═══ Dataset rows

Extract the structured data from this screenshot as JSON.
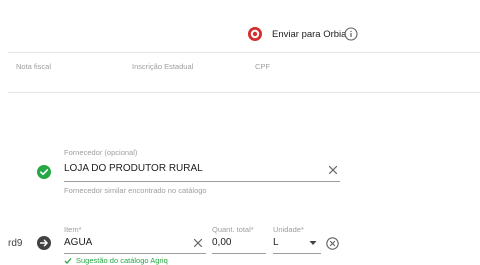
{
  "header": {
    "send_button_label": "Enviar para Orbia",
    "brand_color": "#d32f2f"
  },
  "columns": [
    "Nota fiscal",
    "Inscrição Estadual",
    "CPF"
  ],
  "supplier": {
    "label": "Fornecedor (opcional)",
    "value": "LOJA DO PRODUTOR RURAL",
    "helper": "Fornecedor similar encontrado no catálogo",
    "status_color": "#27a745"
  },
  "item_row": {
    "row_prefix": "rd9",
    "item_label": "Item*",
    "item_value": "AGUA",
    "quantity_label": "Quant. total*",
    "quantity_value": "0,00",
    "unit_label": "Unidade*",
    "unit_value": "L",
    "suggestion_text": "Sugestão do catálogo Agriq"
  }
}
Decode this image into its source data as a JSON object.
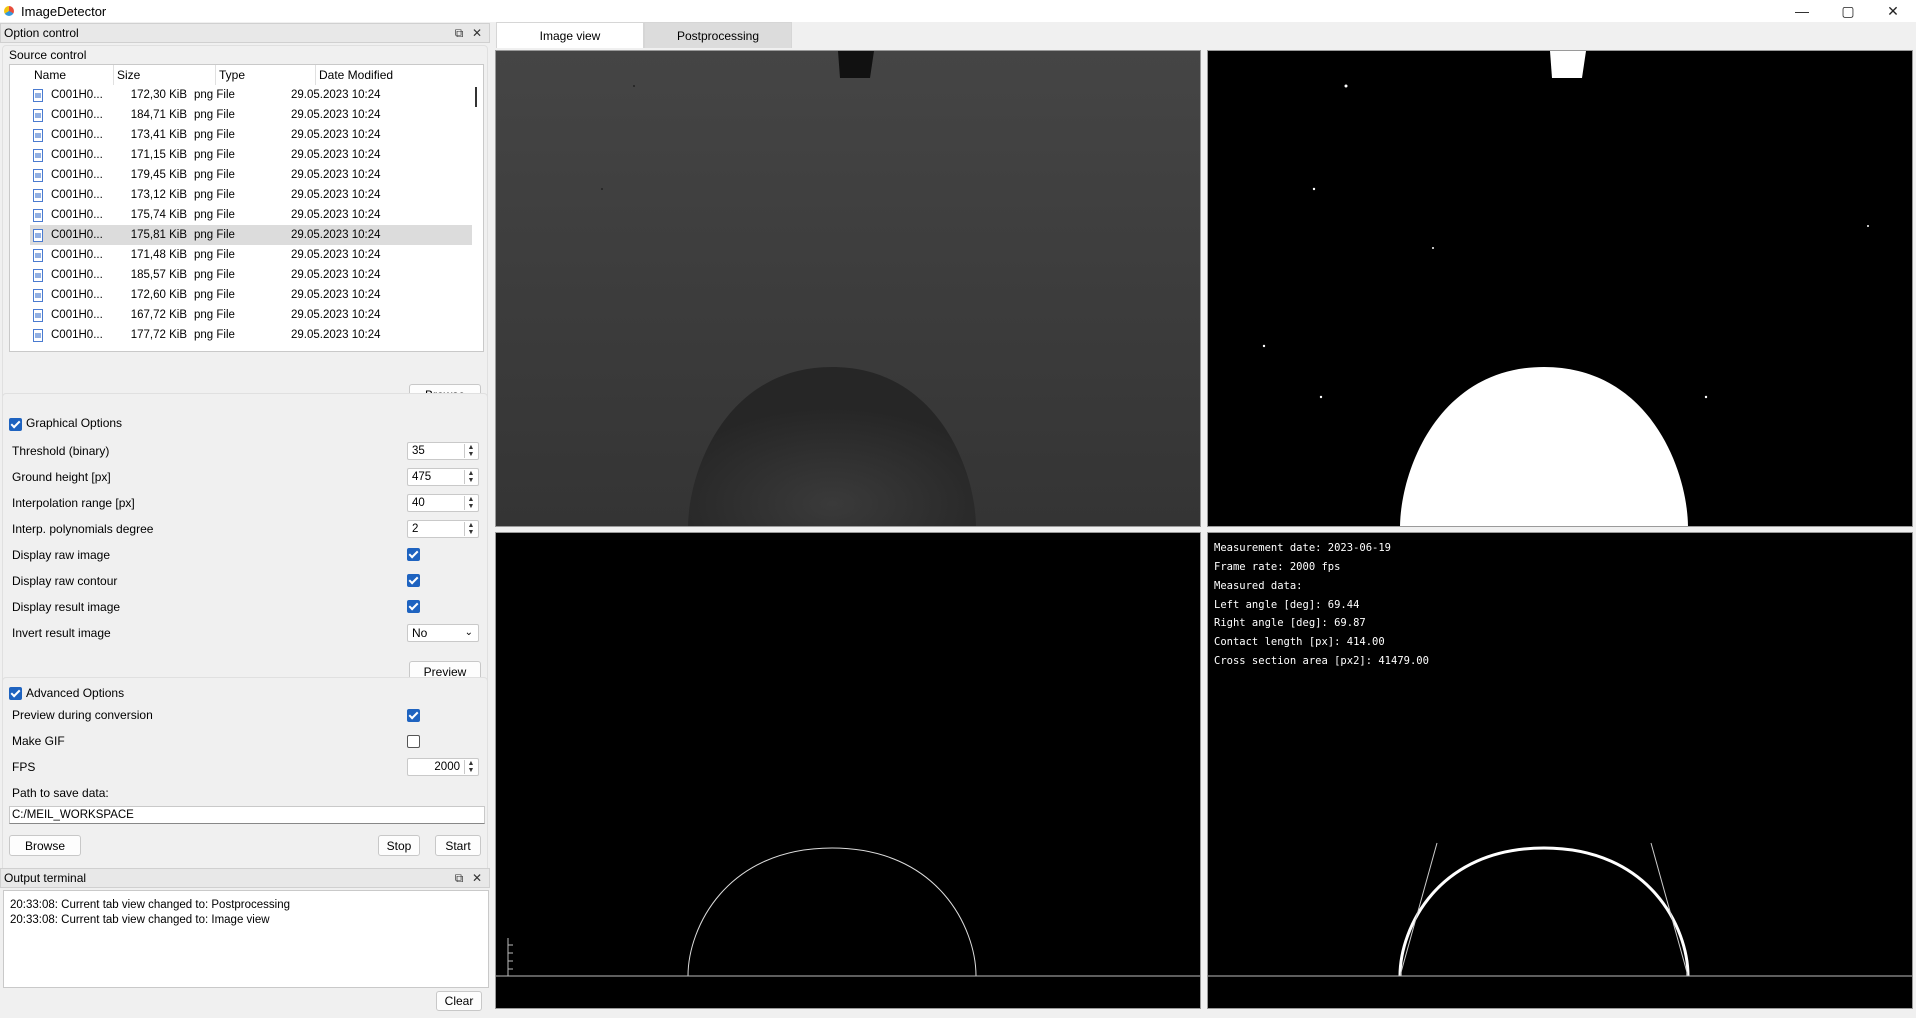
{
  "window": {
    "title": "ImageDetector",
    "minimize": "—",
    "maximize": "▢",
    "close": "✕"
  },
  "option_control": {
    "title": "Option control",
    "source_control": {
      "title": "Source control",
      "columns": [
        "Name",
        "Size",
        "Type",
        "Date Modified"
      ],
      "files": [
        {
          "name": "C001H0...",
          "size": "172,30 KiB",
          "type": "png File",
          "date": "29.05.2023 10:24"
        },
        {
          "name": "C001H0...",
          "size": "184,71 KiB",
          "type": "png File",
          "date": "29.05.2023 10:24"
        },
        {
          "name": "C001H0...",
          "size": "173,41 KiB",
          "type": "png File",
          "date": "29.05.2023 10:24"
        },
        {
          "name": "C001H0...",
          "size": "171,15 KiB",
          "type": "png File",
          "date": "29.05.2023 10:24"
        },
        {
          "name": "C001H0...",
          "size": "179,45 KiB",
          "type": "png File",
          "date": "29.05.2023 10:24"
        },
        {
          "name": "C001H0...",
          "size": "173,12 KiB",
          "type": "png File",
          "date": "29.05.2023 10:24"
        },
        {
          "name": "C001H0...",
          "size": "175,74 KiB",
          "type": "png File",
          "date": "29.05.2023 10:24"
        },
        {
          "name": "C001H0...",
          "size": "175,81 KiB",
          "type": "png File",
          "date": "29.05.2023 10:24"
        },
        {
          "name": "C001H0...",
          "size": "171,48 KiB",
          "type": "png File",
          "date": "29.05.2023 10:24"
        },
        {
          "name": "C001H0...",
          "size": "185,57 KiB",
          "type": "png File",
          "date": "29.05.2023 10:24"
        },
        {
          "name": "C001H0...",
          "size": "172,60 KiB",
          "type": "png File",
          "date": "29.05.2023 10:24"
        },
        {
          "name": "C001H0...",
          "size": "167,72 KiB",
          "type": "png File",
          "date": "29.05.2023 10:24"
        },
        {
          "name": "C001H0...",
          "size": "177,72 KiB",
          "type": "png File",
          "date": "29.05.2023 10:24"
        }
      ],
      "selected_index": 7,
      "browse_label": "Browse"
    },
    "graphical_options": {
      "title": "Graphical Options",
      "checked": true,
      "threshold_label": "Threshold (binary)",
      "threshold_value": "35",
      "ground_label": "Ground height [px]",
      "ground_value": "475",
      "interp_range_label": "Interpolation range [px]",
      "interp_range_value": "40",
      "interp_degree_label": "Interp. polynomials degree",
      "interp_degree_value": "2",
      "raw_image_label": "Display raw image",
      "raw_image": true,
      "raw_contour_label": "Display raw contour",
      "raw_contour": true,
      "result_image_label": "Display result image",
      "result_image": true,
      "invert_label": "Invert result image",
      "invert_value": "No",
      "preview_label": "Preview"
    },
    "advanced_options": {
      "title": "Advanced Options",
      "checked": true,
      "preview_conv_label": "Preview during conversion",
      "preview_conv": true,
      "gif_label": "Make GIF",
      "gif": false,
      "fps_label": "FPS",
      "fps_value": "2000",
      "path_label": "Path to save data:",
      "path_value": "C:/MEIL_WORKSPACE",
      "browse_label": "Browse",
      "stop_label": "Stop",
      "start_label": "Start"
    }
  },
  "output_terminal": {
    "title": "Output terminal",
    "lines": [
      "20:33:08: Current tab view changed to: Postprocessing",
      "20:33:08: Current tab view changed to: Image view"
    ],
    "clear_label": "Clear"
  },
  "tabs": [
    {
      "label": "Image view",
      "active": true
    },
    {
      "label": "Postprocessing",
      "active": false
    }
  ],
  "measurement": {
    "lines": [
      "Measurement date: 2023-06-19",
      "Frame rate: 2000 fps",
      "Measured data:",
      "Left angle [deg]: 69.44",
      "Right angle [deg]: 69.87",
      "Contact length [px]: 414.00",
      "Cross section area [px2]: 41479.00"
    ]
  },
  "colors": {
    "accent": "#1e63c0",
    "view_bg": "#000000",
    "selection": "#dcdcdc"
  }
}
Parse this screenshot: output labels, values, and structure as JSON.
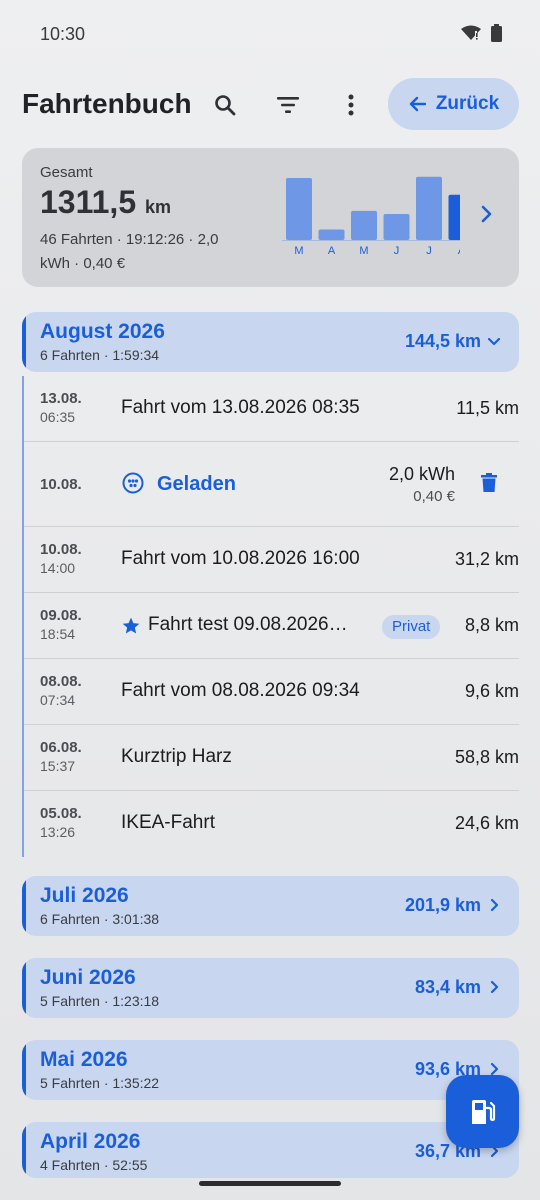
{
  "status": {
    "time": "10:30"
  },
  "header": {
    "title": "Fahrtenbuch",
    "back_label": "Zurück"
  },
  "summary": {
    "label": "Gesamt",
    "total": "1311,5",
    "total_unit": "km",
    "details": "46 Fahrten · 19:12:26 · 2,0 kWh · 0,40 €",
    "chart": {
      "months": [
        "M",
        "A",
        "M",
        "J",
        "J",
        "A"
      ],
      "values": [
        1.0,
        0.17,
        0.47,
        0.42,
        1.02,
        0.73
      ],
      "highlight_index": 5
    }
  },
  "months": [
    {
      "title": "August 2026",
      "sub": "6 Fahrten · 1:59:34",
      "km": "144,5 km",
      "expanded": true,
      "entries": [
        {
          "type": "trip",
          "date": "13.08.",
          "time": "06:35",
          "title": "Fahrt vom 13.08.2026 08:35",
          "km": "11,5 km"
        },
        {
          "type": "charge",
          "date": "10.08.",
          "label": "Geladen",
          "kwh": "2,0 kWh",
          "cost": "0,40 €"
        },
        {
          "type": "trip",
          "date": "10.08.",
          "time": "14:00",
          "title": "Fahrt vom 10.08.2026 16:00",
          "km": "31,2 km"
        },
        {
          "type": "trip",
          "date": "09.08.",
          "time": "18:54",
          "title": "Fahrt test 09.08.2026…",
          "km": "8,8 km",
          "starred": true,
          "badge": "Privat"
        },
        {
          "type": "trip",
          "date": "08.08.",
          "time": "07:34",
          "title": "Fahrt vom 08.08.2026 09:34",
          "km": "9,6 km"
        },
        {
          "type": "trip",
          "date": "06.08.",
          "time": "15:37",
          "title": "Kurztrip Harz",
          "km": "58,8 km"
        },
        {
          "type": "trip",
          "date": "05.08.",
          "time": "13:26",
          "title": "IKEA-Fahrt",
          "km": "24,6 km"
        }
      ]
    },
    {
      "title": "Juli 2026",
      "sub": "6 Fahrten · 3:01:38",
      "km": "201,9 km",
      "expanded": false
    },
    {
      "title": "Juni 2026",
      "sub": "5 Fahrten · 1:23:18",
      "km": "83,4 km",
      "expanded": false
    },
    {
      "title": "Mai 2026",
      "sub": "5 Fahrten · 1:35:22",
      "km": "93,6 km",
      "expanded": false
    },
    {
      "title": "April 2026",
      "sub": "4 Fahrten · 52:55",
      "km": "36,7 km",
      "expanded": false
    }
  ],
  "colors": {
    "accent": "#1a5fd9",
    "accent_light": "#c9d6f0",
    "bar": "#6e97e6"
  }
}
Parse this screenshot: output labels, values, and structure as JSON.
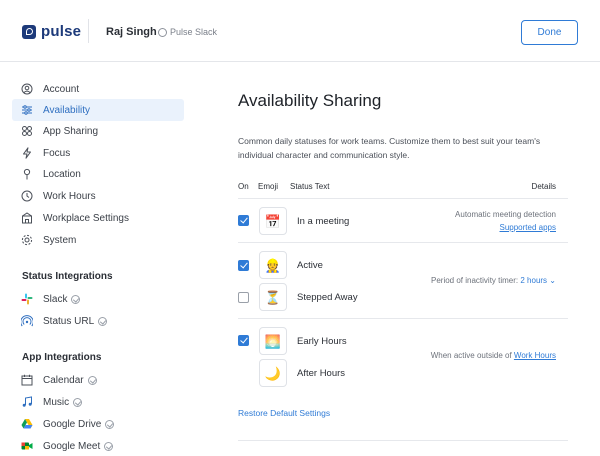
{
  "header": {
    "brand": "pulse",
    "user_name": "Raj Singh",
    "workspace": "Pulse Slack",
    "done_label": "Done"
  },
  "sidebar": {
    "items": [
      {
        "label": "Account",
        "icon": "user-circle-icon"
      },
      {
        "label": "Availability",
        "icon": "sliders-icon",
        "active": true
      },
      {
        "label": "App Sharing",
        "icon": "apps-icon"
      },
      {
        "label": "Focus",
        "icon": "lightning-icon"
      },
      {
        "label": "Location",
        "icon": "pin-icon"
      },
      {
        "label": "Work Hours",
        "icon": "clock-icon"
      },
      {
        "label": "Workplace Settings",
        "icon": "building-icon"
      },
      {
        "label": "System",
        "icon": "gear-icon"
      }
    ],
    "status_integrations_title": "Status Integrations",
    "status_integrations": [
      {
        "label": "Slack",
        "icon": "slack-icon"
      },
      {
        "label": "Status URL",
        "icon": "broadcast-icon"
      }
    ],
    "app_integrations_title": "App Integrations",
    "app_integrations": [
      {
        "label": "Calendar",
        "icon": "calendar-icon"
      },
      {
        "label": "Music",
        "icon": "music-icon"
      },
      {
        "label": "Google Drive",
        "icon": "google-drive-icon"
      },
      {
        "label": "Google Meet",
        "icon": "google-meet-icon"
      }
    ]
  },
  "main": {
    "title": "Availability Sharing",
    "description": "Common daily statuses for work teams. Customize them to best suit your team's individual character and communication style.",
    "columns": {
      "on": "On",
      "emoji": "Emoji",
      "status": "Status Text",
      "details": "Details"
    },
    "rows": [
      {
        "checked": true,
        "emoji": "📅",
        "status": "In a meeting"
      },
      {
        "checked": true,
        "emoji": "👷",
        "status": "Active"
      },
      {
        "checked": false,
        "emoji": "⏳",
        "status": "Stepped Away"
      },
      {
        "checked": true,
        "emoji": "🌅",
        "status": "Early Hours"
      },
      {
        "checked": null,
        "emoji": "🌙",
        "status": "After Hours"
      }
    ],
    "details": {
      "meeting_detection": "Automatic meeting detection",
      "supported_apps": "Supported apps",
      "inactivity_prefix": "Period of inactivity timer:",
      "inactivity_value": "2 hours",
      "when_active_prefix": "When active outside of",
      "work_hours_link": "Work Hours"
    },
    "restore_label": "Restore Default Settings"
  },
  "colors": {
    "accent": "#2f7bd6",
    "brand": "#1d3a7a",
    "active_bg": "#eaf2fc"
  }
}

══════

- _What to produce_
Count the lines in the entries above that include the string "Postprocessing", then give only that figure.

- _Task result_
2